§ **THE TASK**
Copy each line that has the string "returns" somewhere in it.

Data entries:

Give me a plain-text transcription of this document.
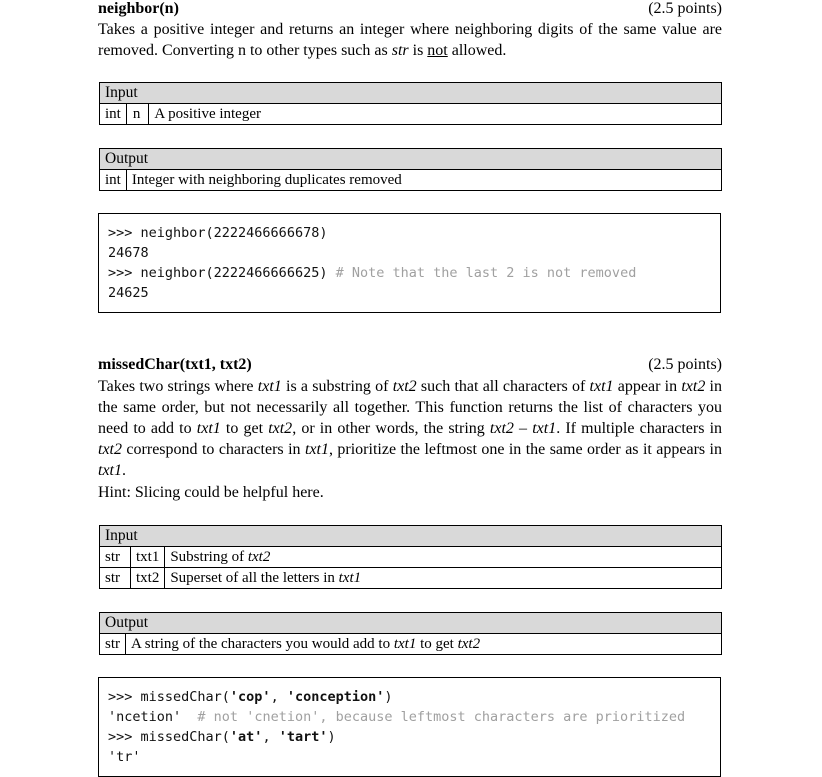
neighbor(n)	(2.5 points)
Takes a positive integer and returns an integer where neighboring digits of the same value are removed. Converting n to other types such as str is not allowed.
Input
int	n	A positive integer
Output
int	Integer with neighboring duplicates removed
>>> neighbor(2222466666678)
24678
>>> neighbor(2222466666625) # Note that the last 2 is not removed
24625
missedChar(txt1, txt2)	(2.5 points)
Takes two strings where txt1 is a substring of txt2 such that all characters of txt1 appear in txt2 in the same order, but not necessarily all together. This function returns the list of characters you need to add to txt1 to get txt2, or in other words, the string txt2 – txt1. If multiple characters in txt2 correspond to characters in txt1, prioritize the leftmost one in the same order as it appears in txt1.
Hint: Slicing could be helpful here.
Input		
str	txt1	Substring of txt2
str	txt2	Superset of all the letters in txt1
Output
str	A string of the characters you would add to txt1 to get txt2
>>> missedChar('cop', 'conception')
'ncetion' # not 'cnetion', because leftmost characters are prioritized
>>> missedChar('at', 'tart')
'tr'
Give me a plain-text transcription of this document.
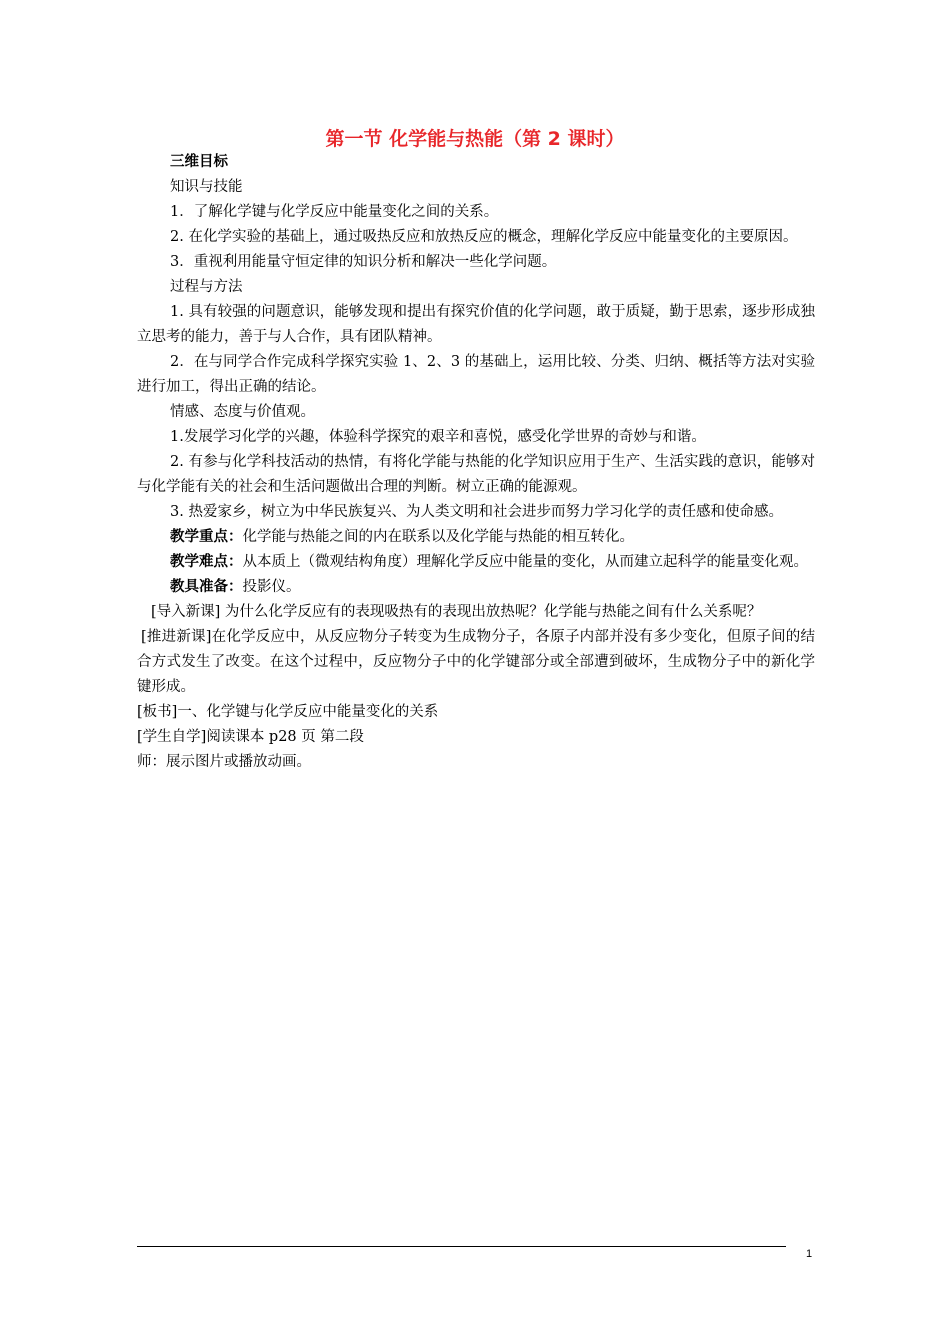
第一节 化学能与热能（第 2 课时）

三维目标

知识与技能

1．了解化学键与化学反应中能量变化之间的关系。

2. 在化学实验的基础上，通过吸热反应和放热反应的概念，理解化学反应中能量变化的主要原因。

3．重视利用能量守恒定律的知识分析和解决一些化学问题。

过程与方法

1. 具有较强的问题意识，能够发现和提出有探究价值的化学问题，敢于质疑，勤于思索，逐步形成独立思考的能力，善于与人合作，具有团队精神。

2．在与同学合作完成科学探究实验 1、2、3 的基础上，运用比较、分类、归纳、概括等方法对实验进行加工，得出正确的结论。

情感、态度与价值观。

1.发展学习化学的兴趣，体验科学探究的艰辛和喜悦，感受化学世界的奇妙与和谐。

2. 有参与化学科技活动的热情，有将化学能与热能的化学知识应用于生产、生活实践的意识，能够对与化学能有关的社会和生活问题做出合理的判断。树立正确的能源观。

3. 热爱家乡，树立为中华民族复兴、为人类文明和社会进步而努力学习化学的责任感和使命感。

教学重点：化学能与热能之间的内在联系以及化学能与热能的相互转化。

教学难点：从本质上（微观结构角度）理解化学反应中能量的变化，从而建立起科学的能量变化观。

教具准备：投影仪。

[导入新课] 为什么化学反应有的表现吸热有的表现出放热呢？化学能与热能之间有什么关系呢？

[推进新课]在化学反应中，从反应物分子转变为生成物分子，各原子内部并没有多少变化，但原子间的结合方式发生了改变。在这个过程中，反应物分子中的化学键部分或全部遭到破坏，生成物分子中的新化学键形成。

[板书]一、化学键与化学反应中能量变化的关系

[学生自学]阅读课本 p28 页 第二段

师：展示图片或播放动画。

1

§ **PROBLEM SOLUTION**
Takes a positive integer and returns an integer where neighboring digits of the same value are removed. Converting n to other types such as str is not allowed.
Takes two strings where txt1 is a substring of txt2 such that all characters of txt1 appear in txt2 in the same order, but not necessarily all together. This function returns the list of characters you need to add to txt1 to get txt2, or in other words, the string txt2 – txt1. If multiple characters in txt2 correspond to characters in txt1, prioritize the leftmost one in the same order as it appears in txt1.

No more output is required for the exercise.